Items from a dataset:
## BEGIN
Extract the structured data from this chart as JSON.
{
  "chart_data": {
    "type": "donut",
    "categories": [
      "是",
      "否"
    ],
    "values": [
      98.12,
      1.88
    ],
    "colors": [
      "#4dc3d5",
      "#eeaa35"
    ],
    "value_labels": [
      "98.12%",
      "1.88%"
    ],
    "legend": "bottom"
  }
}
## END
■ **What you need to do**: Reproduce the full listing above, character for character.

■ **Reply**:
Extract the structured data from this chart as JSON.
{
  "chart_data": {
    "type": "donut",
    "categories": [
      "是",
      "否"
    ],
    "values": [
      98.12,
      1.88
    ],
    "colors": [
      "#4dc3d5",
      "#eeaa35"
    ],
    "value_labels": [
      "98.12%",
      "1.88%"
    ],
    "legend": "bottom"
  }
}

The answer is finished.